> **RECORDS FOR THE TASK**
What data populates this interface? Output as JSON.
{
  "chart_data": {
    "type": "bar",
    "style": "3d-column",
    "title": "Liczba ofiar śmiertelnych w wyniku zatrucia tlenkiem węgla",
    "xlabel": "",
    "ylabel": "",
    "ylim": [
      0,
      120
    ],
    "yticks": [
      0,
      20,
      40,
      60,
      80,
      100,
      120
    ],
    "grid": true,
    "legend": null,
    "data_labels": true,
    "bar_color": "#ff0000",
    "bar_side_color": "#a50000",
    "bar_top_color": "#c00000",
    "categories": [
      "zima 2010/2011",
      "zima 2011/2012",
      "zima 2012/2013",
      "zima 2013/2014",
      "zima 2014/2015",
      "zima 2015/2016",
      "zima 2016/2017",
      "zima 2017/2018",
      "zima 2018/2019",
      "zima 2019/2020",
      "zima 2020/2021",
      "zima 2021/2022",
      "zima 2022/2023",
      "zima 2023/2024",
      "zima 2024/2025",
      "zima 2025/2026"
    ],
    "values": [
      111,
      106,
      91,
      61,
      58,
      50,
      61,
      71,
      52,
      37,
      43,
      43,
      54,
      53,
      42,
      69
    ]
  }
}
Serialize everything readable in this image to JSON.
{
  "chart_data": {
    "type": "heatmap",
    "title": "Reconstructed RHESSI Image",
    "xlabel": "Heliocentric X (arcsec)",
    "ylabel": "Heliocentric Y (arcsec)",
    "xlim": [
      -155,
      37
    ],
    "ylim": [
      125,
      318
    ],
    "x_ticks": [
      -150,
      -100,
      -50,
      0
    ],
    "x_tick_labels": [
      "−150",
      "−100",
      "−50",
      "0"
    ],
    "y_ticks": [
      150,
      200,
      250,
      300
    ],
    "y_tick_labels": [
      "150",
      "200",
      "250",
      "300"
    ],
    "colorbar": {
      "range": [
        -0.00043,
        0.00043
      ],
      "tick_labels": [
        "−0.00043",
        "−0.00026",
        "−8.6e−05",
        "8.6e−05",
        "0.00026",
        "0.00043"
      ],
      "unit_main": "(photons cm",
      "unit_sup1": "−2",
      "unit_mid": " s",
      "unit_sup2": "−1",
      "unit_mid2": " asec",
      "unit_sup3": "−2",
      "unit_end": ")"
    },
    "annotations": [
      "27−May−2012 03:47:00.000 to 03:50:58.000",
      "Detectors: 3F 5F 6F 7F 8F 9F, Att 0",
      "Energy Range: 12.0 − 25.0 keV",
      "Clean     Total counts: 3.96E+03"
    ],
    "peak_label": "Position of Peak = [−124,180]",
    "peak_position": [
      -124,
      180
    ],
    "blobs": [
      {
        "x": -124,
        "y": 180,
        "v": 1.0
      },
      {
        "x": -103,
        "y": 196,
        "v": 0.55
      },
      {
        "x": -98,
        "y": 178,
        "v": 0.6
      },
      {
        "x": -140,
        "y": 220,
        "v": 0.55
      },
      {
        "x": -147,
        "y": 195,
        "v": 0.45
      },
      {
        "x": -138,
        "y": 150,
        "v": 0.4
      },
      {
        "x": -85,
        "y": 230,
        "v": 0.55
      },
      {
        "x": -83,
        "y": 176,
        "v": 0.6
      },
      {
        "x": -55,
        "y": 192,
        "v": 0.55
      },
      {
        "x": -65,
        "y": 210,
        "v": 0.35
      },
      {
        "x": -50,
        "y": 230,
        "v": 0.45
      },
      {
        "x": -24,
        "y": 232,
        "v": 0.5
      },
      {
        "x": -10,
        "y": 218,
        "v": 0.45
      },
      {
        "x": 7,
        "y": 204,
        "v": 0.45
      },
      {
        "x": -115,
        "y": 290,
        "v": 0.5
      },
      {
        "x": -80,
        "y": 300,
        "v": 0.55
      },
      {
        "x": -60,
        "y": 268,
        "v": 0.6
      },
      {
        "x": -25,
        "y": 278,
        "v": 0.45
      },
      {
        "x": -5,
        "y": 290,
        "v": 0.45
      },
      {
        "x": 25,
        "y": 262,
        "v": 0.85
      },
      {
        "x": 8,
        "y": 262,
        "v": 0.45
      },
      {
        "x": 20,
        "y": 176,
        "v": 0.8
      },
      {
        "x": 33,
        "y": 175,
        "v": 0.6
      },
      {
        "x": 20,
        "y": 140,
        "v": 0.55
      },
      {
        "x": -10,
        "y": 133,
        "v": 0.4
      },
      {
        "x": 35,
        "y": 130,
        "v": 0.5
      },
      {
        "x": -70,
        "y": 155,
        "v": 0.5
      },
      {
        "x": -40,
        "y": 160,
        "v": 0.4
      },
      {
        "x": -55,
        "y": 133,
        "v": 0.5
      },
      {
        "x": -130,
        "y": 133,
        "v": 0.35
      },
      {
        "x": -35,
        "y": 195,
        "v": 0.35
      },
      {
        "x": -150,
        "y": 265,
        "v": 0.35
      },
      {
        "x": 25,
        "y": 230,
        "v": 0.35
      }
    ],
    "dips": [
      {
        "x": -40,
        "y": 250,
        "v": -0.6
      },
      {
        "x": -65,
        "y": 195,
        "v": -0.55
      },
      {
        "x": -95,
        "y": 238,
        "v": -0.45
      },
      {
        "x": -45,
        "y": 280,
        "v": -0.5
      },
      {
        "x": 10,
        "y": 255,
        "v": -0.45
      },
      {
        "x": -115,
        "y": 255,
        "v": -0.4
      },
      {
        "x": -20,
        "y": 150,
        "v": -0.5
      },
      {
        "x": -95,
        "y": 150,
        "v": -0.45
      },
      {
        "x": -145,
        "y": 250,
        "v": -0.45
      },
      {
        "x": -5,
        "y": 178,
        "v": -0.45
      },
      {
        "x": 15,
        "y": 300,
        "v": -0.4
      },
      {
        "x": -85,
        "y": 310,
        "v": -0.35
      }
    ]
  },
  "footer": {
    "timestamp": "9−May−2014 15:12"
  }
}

> **DO THIS**
Repeat the records above exactly as they appear.

> **FINAL RESULT**
What data populates this interface? Output as JSON.
{
  "chart_data": {
    "type": "bar",
    "style": "3d-column",
    "title": "Liczba ofiar śmiertelnych w wyniku zatrucia tlenkiem węgla",
    "xlabel": "",
    "ylabel": "",
    "ylim": [
      0,
      120
    ],
    "yticks": [
      0,
      20,
      40,
      60,
      80,
      100,
      120
    ],
    "grid": true,
    "legend": null,
    "data_labels": true,
    "bar_color": "#ff0000",
    "bar_side_color": "#a50000",
    "bar_top_color": "#c00000",
    "categories": [
      "zima 2010/2011",
      "zima 2011/2012",
      "zima 2012/2013",
      "zima 2013/2014",
      "zima 2014/2015",
      "zima 2015/2016",
      "zima 2016/2017",
      "zima 2017/2018",
      "zima 2018/2019",
      "zima 2019/2020",
      "zima 2020/2021",
      "zima 2021/2022",
      "zima 2022/2023",
      "zima 2023/2024",
      "zima 2024/2025",
      "zima 2025/2026"
    ],
    "values": [
      111,
      106,
      91,
      61,
      58,
      50,
      61,
      71,
      52,
      37,
      43,
      43,
      54,
      53,
      42,
      69
    ]
  }
}
Serialize everything readable in this image to JSON.
{
  "chart_data": {
    "type": "heatmap",
    "title": "Reconstructed RHESSI Image",
    "xlabel": "Heliocentric X (arcsec)",
    "ylabel": "Heliocentric Y (arcsec)",
    "xlim": [
      -155,
      37
    ],
    "ylim": [
      125,
      318
    ],
    "x_ticks": [
      -150,
      -100,
      -50,
      0
    ],
    "x_tick_labels": [
      "−150",
      "−100",
      "−50",
      "0"
    ],
    "y_ticks": [
      150,
      200,
      250,
      300
    ],
    "y_tick_labels": [
      "150",
      "200",
      "250",
      "300"
    ],
    "colorbar": {
      "range": [
        -0.00043,
        0.00043
      ],
      "tick_labels": [
        "−0.00043",
        "−0.00026",
        "−8.6e−05",
        "8.6e−05",
        "0.00026",
        "0.00043"
      ],
      "unit_main": "(photons cm",
      "unit_sup1": "−2",
      "unit_mid": " s",
      "unit_sup2": "−1",
      "unit_mid2": " asec",
      "unit_sup3": "−2",
      "unit_end": ")"
    },
    "annotations": [
      "27−May−2012 03:47:00.000 to 03:50:58.000",
      "Detectors: 3F 5F 6F 7F 8F 9F, Att 0",
      "Energy Range: 12.0 − 25.0 keV",
      "Clean     Total counts: 3.96E+03"
    ],
    "peak_label": "Position of Peak = [−124,180]",
    "peak_position": [
      -124,
      180
    ],
    "blobs": [
      {
        "x": -124,
        "y": 180,
        "v": 1.0
      },
      {
        "x": -103,
        "y": 196,
        "v": 0.55
      },
      {
        "x": -98,
        "y": 178,
        "v": 0.6
      },
      {
        "x": -140,
        "y": 220,
        "v": 0.55
      },
      {
        "x": -147,
        "y": 195,
        "v": 0.45
      },
      {
        "x": -138,
        "y": 150,
        "v": 0.4
      },
      {
        "x": -85,
        "y": 230,
        "v": 0.55
      },
      {
        "x": -83,
        "y": 176,
        "v": 0.6
      },
      {
        "x": -55,
        "y": 192,
        "v": 0.55
      },
      {
        "x": -65,
        "y": 210,
        "v": 0.35
      },
      {
        "x": -50,
        "y": 230,
        "v": 0.45
      },
      {
        "x": -24,
        "y": 232,
        "v": 0.5
      },
      {
        "x": -10,
        "y": 218,
        "v": 0.45
      },
      {
        "x": 7,
        "y": 204,
        "v": 0.45
      },
      {
        "x": -115,
        "y": 290,
        "v": 0.5
      },
      {
        "x": -80,
        "y": 300,
        "v": 0.55
      },
      {
        "x": -60,
        "y": 268,
        "v": 0.6
      },
      {
        "x": -25,
        "y": 278,
        "v": 0.45
      },
      {
        "x": -5,
        "y": 290,
        "v": 0.45
      },
      {
        "x": 25,
        "y": 262,
        "v": 0.85
      },
      {
        "x": 8,
        "y": 262,
        "v": 0.45
      },
      {
        "x": 20,
        "y": 176,
        "v": 0.8
      },
      {
        "x": 33,
        "y": 175,
        "v": 0.6
      },
      {
        "x": 20,
        "y": 140,
        "v": 0.55
      },
      {
        "x": -10,
        "y": 133,
        "v": 0.4
      },
      {
        "x": 35,
        "y": 130,
        "v": 0.5
      },
      {
        "x": -70,
        "y": 155,
        "v": 0.5
      },
      {
        "x": -40,
        "y": 160,
        "v": 0.4
      },
      {
        "x": -55,
        "y": 133,
        "v": 0.5
      },
      {
        "x": -130,
        "y": 133,
        "v": 0.35
      },
      {
        "x": -35,
        "y": 195,
        "v": 0.35
      },
      {
        "x": -150,
        "y": 265,
        "v": 0.35
      },
      {
        "x": 25,
        "y": 230,
        "v": 0.35
      }
    ],
    "dips": [
      {
        "x": -40,
        "y": 250,
        "v": -0.6
      },
      {
        "x": -65,
        "y": 195,
        "v": -0.55
      },
      {
        "x": -95,
        "y": 238,
        "v": -0.45
      },
      {
        "x": -45,
        "y": 280,
        "v": -0.5
      },
      {
        "x": 10,
        "y": 255,
        "v": -0.45
      },
      {
        "x": -115,
        "y": 255,
        "v": -0.4
      },
      {
        "x": -20,
        "y": 150,
        "v": -0.5
      },
      {
        "x": -95,
        "y": 150,
        "v": -0.45
      },
      {
        "x": -145,
        "y": 250,
        "v": -0.45
      },
      {
        "x": -5,
        "y": 178,
        "v": -0.45
      },
      {
        "x": 15,
        "y": 300,
        "v": -0.4
      },
      {
        "x": -85,
        "y": 310,
        "v": -0.35
      }
    ]
  },
  "footer": {
    "timestamp": "9−May−2014 15:12"
  }
}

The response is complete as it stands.